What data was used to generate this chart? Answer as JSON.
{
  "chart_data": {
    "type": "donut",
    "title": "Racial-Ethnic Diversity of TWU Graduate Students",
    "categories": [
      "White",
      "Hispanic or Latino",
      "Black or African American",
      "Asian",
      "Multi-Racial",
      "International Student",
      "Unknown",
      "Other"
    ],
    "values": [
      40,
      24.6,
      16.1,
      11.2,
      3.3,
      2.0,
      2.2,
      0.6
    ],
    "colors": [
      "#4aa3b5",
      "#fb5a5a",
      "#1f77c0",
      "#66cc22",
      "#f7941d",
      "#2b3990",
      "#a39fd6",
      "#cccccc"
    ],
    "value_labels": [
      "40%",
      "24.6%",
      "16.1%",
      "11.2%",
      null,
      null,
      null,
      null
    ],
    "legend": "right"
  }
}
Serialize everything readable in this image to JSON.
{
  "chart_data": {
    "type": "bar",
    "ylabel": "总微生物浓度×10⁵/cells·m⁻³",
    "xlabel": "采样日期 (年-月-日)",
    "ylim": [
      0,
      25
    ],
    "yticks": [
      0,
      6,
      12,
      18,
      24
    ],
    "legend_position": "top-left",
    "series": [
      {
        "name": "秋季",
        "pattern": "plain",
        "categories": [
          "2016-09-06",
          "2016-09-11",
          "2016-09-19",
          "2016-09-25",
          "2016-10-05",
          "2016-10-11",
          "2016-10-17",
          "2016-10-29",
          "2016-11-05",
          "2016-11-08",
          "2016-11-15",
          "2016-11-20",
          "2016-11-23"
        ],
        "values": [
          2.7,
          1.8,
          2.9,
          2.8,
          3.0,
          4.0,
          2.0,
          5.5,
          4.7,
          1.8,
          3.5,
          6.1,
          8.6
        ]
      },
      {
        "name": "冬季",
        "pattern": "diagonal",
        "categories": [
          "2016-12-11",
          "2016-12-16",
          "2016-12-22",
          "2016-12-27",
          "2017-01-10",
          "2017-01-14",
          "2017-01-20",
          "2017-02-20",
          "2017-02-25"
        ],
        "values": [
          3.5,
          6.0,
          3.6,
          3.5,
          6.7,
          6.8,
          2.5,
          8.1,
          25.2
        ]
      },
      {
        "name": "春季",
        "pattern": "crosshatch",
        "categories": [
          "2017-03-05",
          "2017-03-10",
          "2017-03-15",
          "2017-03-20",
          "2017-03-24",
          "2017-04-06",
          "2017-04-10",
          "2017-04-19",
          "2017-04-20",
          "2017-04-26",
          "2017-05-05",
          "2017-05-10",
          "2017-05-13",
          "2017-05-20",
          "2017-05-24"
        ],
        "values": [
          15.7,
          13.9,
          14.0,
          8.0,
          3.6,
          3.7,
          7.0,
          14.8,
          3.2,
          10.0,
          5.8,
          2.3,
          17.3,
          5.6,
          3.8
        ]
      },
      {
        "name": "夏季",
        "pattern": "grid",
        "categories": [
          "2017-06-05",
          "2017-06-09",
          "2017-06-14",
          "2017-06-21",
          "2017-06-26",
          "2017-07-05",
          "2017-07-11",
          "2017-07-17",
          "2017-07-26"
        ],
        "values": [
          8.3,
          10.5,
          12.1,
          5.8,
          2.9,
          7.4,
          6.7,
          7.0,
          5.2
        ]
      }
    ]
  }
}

------

## Short task
Repeat every record, keeping each word and mark exactly as it is.

## Written solution
What data was used to generate this chart? Answer as JSON.
{
  "chart_data": {
    "type": "donut",
    "title": "Racial-Ethnic Diversity of TWU Graduate Students",
    "categories": [
      "White",
      "Hispanic or Latino",
      "Black or African American",
      "Asian",
      "Multi-Racial",
      "International Student",
      "Unknown",
      "Other"
    ],
    "values": [
      40,
      24.6,
      16.1,
      11.2,
      3.3,
      2.0,
      2.2,
      0.6
    ],
    "colors": [
      "#4aa3b5",
      "#fb5a5a",
      "#1f77c0",
      "#66cc22",
      "#f7941d",
      "#2b3990",
      "#a39fd6",
      "#cccccc"
    ],
    "value_labels": [
      "40%",
      "24.6%",
      "16.1%",
      "11.2%",
      null,
      null,
      null,
      null
    ],
    "legend": "right"
  }
}
Serialize everything readable in this image to JSON.
{
  "chart_data": {
    "type": "bar",
    "ylabel": "总微生物浓度×10⁵/cells·m⁻³",
    "xlabel": "采样日期 (年-月-日)",
    "ylim": [
      0,
      25
    ],
    "yticks": [
      0,
      6,
      12,
      18,
      24
    ],
    "legend_position": "top-left",
    "series": [
      {
        "name": "秋季",
        "pattern": "plain",
        "categories": [
          "2016-09-06",
          "2016-09-11",
          "2016-09-19",
          "2016-09-25",
          "2016-10-05",
          "2016-10-11",
          "2016-10-17",
          "2016-10-29",
          "2016-11-05",
          "2016-11-08",
          "2016-11-15",
          "2016-11-20",
          "2016-11-23"
        ],
        "values": [
          2.7,
          1.8,
          2.9,
          2.8,
          3.0,
          4.0,
          2.0,
          5.5,
          4.7,
          1.8,
          3.5,
          6.1,
          8.6
        ]
      },
      {
        "name": "冬季",
        "pattern": "diagonal",
        "categories": [
          "2016-12-11",
          "2016-12-16",
          "2016-12-22",
          "2016-12-27",
          "2017-01-10",
          "2017-01-14",
          "2017-01-20",
          "2017-02-20",
          "2017-02-25"
        ],
        "values": [
          3.5,
          6.0,
          3.6,
          3.5,
          6.7,
          6.8,
          2.5,
          8.1,
          25.2
        ]
      },
      {
        "name": "春季",
        "pattern": "crosshatch",
        "categories": [
          "2017-03-05",
          "2017-03-10",
          "2017-03-15",
          "2017-03-20",
          "2017-03-24",
          "2017-04-06",
          "2017-04-10",
          "2017-04-19",
          "2017-04-20",
          "2017-04-26",
          "2017-05-05",
          "2017-05-10",
          "2017-05-13",
          "2017-05-20",
          "2017-05-24"
        ],
        "values": [
          15.7,
          13.9,
          14.0,
          8.0,
          3.6,
          3.7,
          7.0,
          14.8,
          3.2,
          10.0,
          5.8,
          2.3,
          17.3,
          5.6,
          3.8
        ]
      },
      {
        "name": "夏季",
        "pattern": "grid",
        "categories": [
          "2017-06-05",
          "2017-06-09",
          "2017-06-14",
          "2017-06-21",
          "2017-06-26",
          "2017-07-05",
          "2017-07-11",
          "2017-07-17",
          "2017-07-26"
        ],
        "values": [
          8.3,
          10.5,
          12.1,
          5.8,
          2.9,
          7.4,
          6.7,
          7.0,
          5.2
        ]
      }
    ]
  }
}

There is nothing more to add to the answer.